[Items from a figure collection]
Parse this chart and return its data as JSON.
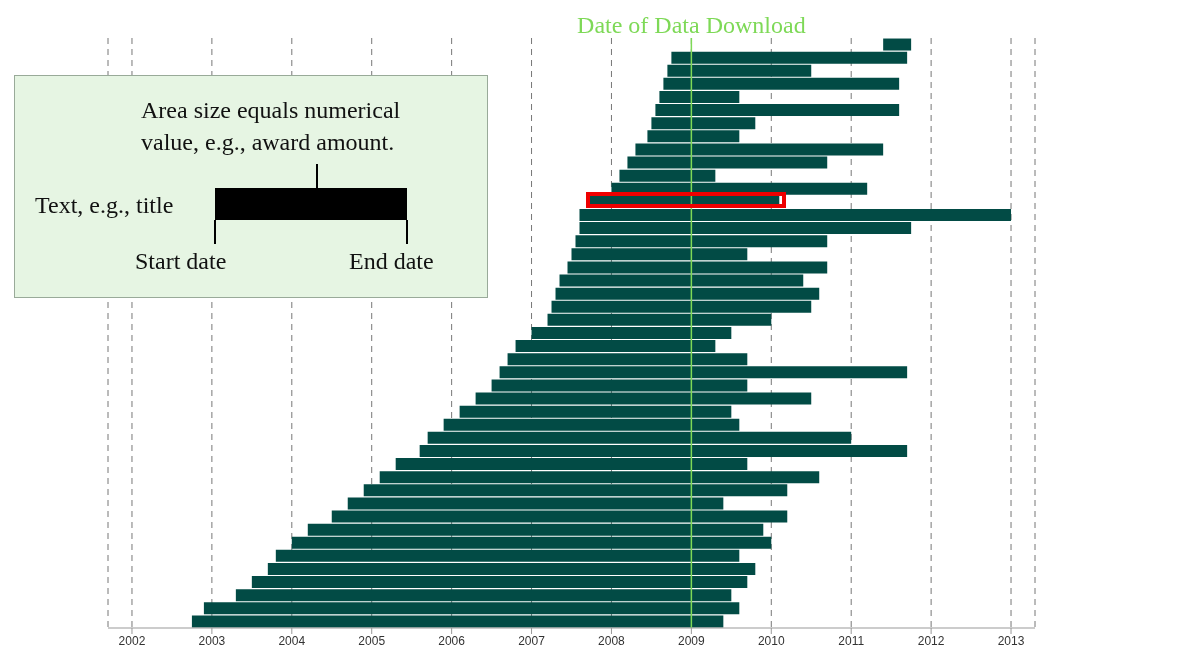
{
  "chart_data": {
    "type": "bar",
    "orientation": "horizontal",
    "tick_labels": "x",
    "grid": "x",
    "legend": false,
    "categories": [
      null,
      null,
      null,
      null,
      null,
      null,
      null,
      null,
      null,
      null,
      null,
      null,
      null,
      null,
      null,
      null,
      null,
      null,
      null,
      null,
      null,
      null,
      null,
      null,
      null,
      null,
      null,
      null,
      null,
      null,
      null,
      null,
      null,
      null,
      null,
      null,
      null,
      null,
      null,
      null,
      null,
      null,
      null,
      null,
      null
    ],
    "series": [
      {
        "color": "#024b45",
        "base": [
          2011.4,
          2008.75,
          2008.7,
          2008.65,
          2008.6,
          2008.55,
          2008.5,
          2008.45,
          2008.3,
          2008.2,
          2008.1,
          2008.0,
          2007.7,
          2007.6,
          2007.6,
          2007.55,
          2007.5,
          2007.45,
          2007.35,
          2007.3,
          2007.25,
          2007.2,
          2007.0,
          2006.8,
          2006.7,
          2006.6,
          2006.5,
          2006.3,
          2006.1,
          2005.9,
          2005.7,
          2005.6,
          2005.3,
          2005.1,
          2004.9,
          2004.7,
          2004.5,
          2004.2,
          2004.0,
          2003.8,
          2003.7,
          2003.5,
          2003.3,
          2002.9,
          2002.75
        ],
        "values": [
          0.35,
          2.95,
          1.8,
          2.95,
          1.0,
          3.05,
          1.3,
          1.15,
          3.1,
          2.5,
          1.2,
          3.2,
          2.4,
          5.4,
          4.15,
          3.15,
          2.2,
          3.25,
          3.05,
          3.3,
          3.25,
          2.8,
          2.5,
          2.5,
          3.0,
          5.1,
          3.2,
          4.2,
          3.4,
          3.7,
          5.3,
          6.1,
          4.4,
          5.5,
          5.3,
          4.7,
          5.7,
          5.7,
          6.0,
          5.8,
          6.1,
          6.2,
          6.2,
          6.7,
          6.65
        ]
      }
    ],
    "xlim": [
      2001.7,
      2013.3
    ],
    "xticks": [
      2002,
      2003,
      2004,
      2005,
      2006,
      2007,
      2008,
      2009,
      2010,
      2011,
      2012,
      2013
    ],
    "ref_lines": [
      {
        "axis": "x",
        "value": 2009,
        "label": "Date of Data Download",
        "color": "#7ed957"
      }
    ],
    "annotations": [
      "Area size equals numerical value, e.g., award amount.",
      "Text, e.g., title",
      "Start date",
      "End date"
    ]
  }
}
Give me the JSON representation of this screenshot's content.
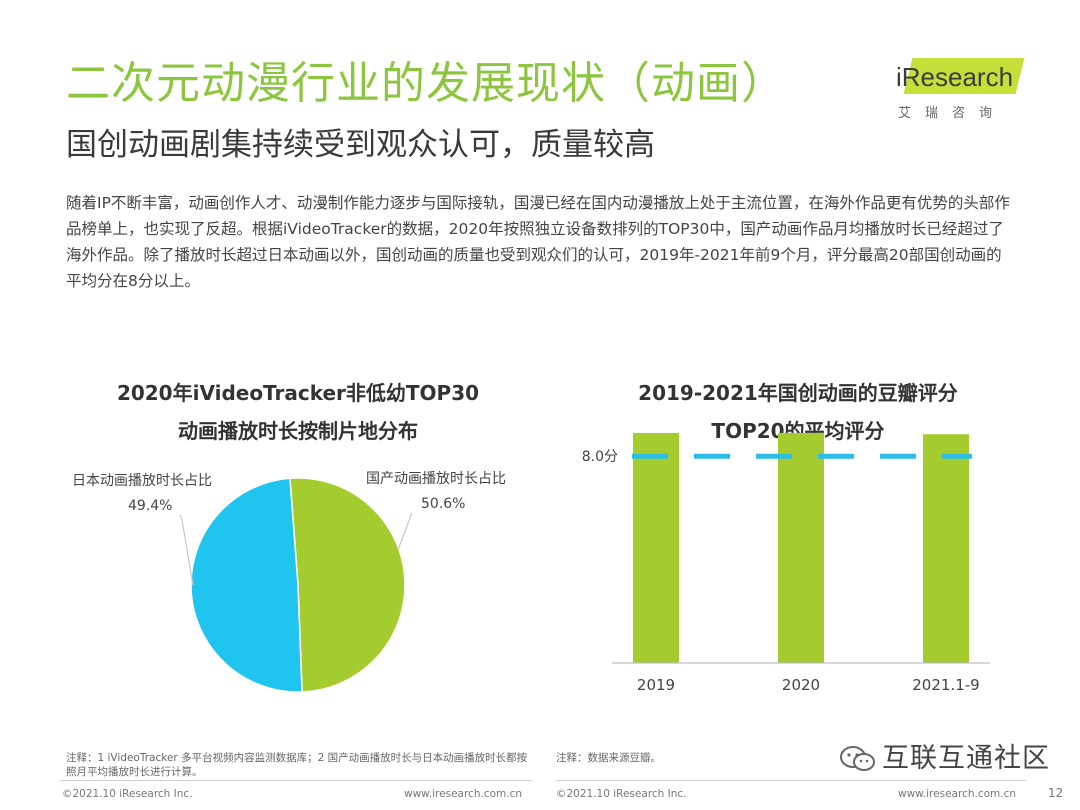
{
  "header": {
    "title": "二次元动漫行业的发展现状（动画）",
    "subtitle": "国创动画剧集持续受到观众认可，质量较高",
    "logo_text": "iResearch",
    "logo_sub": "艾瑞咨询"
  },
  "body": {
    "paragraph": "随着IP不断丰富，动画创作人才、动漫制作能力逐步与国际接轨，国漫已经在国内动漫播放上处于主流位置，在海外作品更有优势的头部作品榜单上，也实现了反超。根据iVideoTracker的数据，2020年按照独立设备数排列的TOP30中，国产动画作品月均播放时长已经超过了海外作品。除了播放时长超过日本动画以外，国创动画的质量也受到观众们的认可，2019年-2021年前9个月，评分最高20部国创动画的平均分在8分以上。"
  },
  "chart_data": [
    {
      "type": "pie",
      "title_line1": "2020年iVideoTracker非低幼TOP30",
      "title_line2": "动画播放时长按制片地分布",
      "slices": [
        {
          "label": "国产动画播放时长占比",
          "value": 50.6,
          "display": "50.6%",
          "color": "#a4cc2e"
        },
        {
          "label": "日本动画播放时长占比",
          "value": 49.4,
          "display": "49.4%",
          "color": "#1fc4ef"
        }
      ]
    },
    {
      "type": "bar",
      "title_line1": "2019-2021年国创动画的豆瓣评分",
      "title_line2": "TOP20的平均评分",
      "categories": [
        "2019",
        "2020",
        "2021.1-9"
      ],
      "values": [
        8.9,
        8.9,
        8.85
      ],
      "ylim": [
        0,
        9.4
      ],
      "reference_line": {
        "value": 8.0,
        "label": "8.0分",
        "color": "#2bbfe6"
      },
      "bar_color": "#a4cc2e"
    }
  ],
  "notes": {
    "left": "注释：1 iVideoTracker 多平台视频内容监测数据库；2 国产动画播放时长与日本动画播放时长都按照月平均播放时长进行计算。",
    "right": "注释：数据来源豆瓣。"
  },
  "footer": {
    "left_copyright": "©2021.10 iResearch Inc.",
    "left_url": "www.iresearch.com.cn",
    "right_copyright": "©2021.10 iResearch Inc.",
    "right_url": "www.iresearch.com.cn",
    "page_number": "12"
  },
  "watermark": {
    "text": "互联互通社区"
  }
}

*Aim of the exercise*
Repeat the material above in full and exactly, apart from the pictures.

*Exercise answer*
Parse this chart and return its data as JSON.
{
  "chart_data": {
    "type": "bar",
    "orientation": "horizontal",
    "tick_labels": "x",
    "grid": "x",
    "legend": false,
    "categories": [
      null,
      null,
      null,
      null,
      null,
      null,
      null,
      null,
      null,
      null,
      null,
      null,
      null,
      null,
      null,
      null,
      null,
      null,
      null,
      null,
      null,
      null,
      null,
      null,
      null,
      null,
      null,
      null,
      null,
      null,
      null,
      null,
      null,
      null,
      null,
      null,
      null,
      null,
      null,
      null,
      null,
      null,
      null,
      null,
      null
    ],
    "series": [
      {
        "color": "#024b45",
        "base": [
          2011.4,
          2008.75,
          2008.7,
          2008.65,
          2008.6,
          2008.55,
          2008.5,
          2008.45,
          2008.3,
          2008.2,
          2008.1,
          2008.0,
          2007.7,
          2007.6,
          2007.6,
          2007.55,
          2007.5,
          2007.45,
          2007.35,
          2007.3,
          2007.25,
          2007.2,
          2007.0,
          2006.8,
          2006.7,
          2006.6,
          2006.5,
          2006.3,
          2006.1,
          2005.9,
          2005.7,
          2005.6,
          2005.3,
          2005.1,
          2004.9,
          2004.7,
          2004.5,
          2004.2,
          2004.0,
          2003.8,
          2003.7,
          2003.5,
          2003.3,
          2002.9,
          2002.75
        ],
        "values": [
          0.35,
          2.95,
          1.8,
          2.95,
          1.0,
          3.05,
          1.3,
          1.15,
          3.1,
          2.5,
          1.2,
          3.2,
          2.4,
          5.4,
          4.15,
          3.15,
          2.2,
          3.25,
          3.05,
          3.3,
          3.25,
          2.8,
          2.5,
          2.5,
          3.0,
          5.1,
          3.2,
          4.2,
          3.4,
          3.7,
          5.3,
          6.1,
          4.4,
          5.5,
          5.3,
          4.7,
          5.7,
          5.7,
          6.0,
          5.8,
          6.1,
          6.2,
          6.2,
          6.7,
          6.65
        ]
      }
    ],
    "xlim": [
      2001.7,
      2013.3
    ],
    "xticks": [
      2002,
      2003,
      2004,
      2005,
      2006,
      2007,
      2008,
      2009,
      2010,
      2011,
      2012,
      2013
    ],
    "ref_lines": [
      {
        "axis": "x",
        "value": 2009,
        "label": "Date of Data Download",
        "color": "#7ed957"
      }
    ],
    "annotations": [
      "Area size equals numerical value, e.g., award amount.",
      "Text, e.g., title",
      "Start date",
      "End date"
    ]
  }
}
Give me the JSON representation of this screenshot's content.
{
  "header": {
    "title": "二次元动漫行业的发展现状（动画）",
    "subtitle": "国创动画剧集持续受到观众认可，质量较高",
    "logo_text": "iResearch",
    "logo_sub": "艾瑞咨询"
  },
  "body": {
    "paragraph": "随着IP不断丰富，动画创作人才、动漫制作能力逐步与国际接轨，国漫已经在国内动漫播放上处于主流位置，在海外作品更有优势的头部作品榜单上，也实现了反超。根据iVideoTracker的数据，2020年按照独立设备数排列的TOP30中，国产动画作品月均播放时长已经超过了海外作品。除了播放时长超过日本动画以外，国创动画的质量也受到观众们的认可，2019年-2021年前9个月，评分最高20部国创动画的平均分在8分以上。"
  },
  "chart_data": [
    {
      "type": "pie",
      "title_line1": "2020年iVideoTracker非低幼TOP30",
      "title_line2": "动画播放时长按制片地分布",
      "slices": [
        {
          "label": "国产动画播放时长占比",
          "value": 50.6,
          "display": "50.6%",
          "color": "#a4cc2e"
        },
        {
          "label": "日本动画播放时长占比",
          "value": 49.4,
          "display": "49.4%",
          "color": "#1fc4ef"
        }
      ]
    },
    {
      "type": "bar",
      "title_line1": "2019-2021年国创动画的豆瓣评分",
      "title_line2": "TOP20的平均评分",
      "categories": [
        "2019",
        "2020",
        "2021.1-9"
      ],
      "values": [
        8.9,
        8.9,
        8.85
      ],
      "ylim": [
        0,
        9.4
      ],
      "reference_line": {
        "value": 8.0,
        "label": "8.0分",
        "color": "#2bbfe6"
      },
      "bar_color": "#a4cc2e"
    }
  ],
  "notes": {
    "left": "注释：1 iVideoTracker 多平台视频内容监测数据库；2 国产动画播放时长与日本动画播放时长都按照月平均播放时长进行计算。",
    "right": "注释：数据来源豆瓣。"
  },
  "footer": {
    "left_copyright": "©2021.10 iResearch Inc.",
    "left_url": "www.iresearch.com.cn",
    "right_copyright": "©2021.10 iResearch Inc.",
    "right_url": "www.iresearch.com.cn",
    "page_number": "12"
  },
  "watermark": {
    "text": "互联互通社区"
  }
}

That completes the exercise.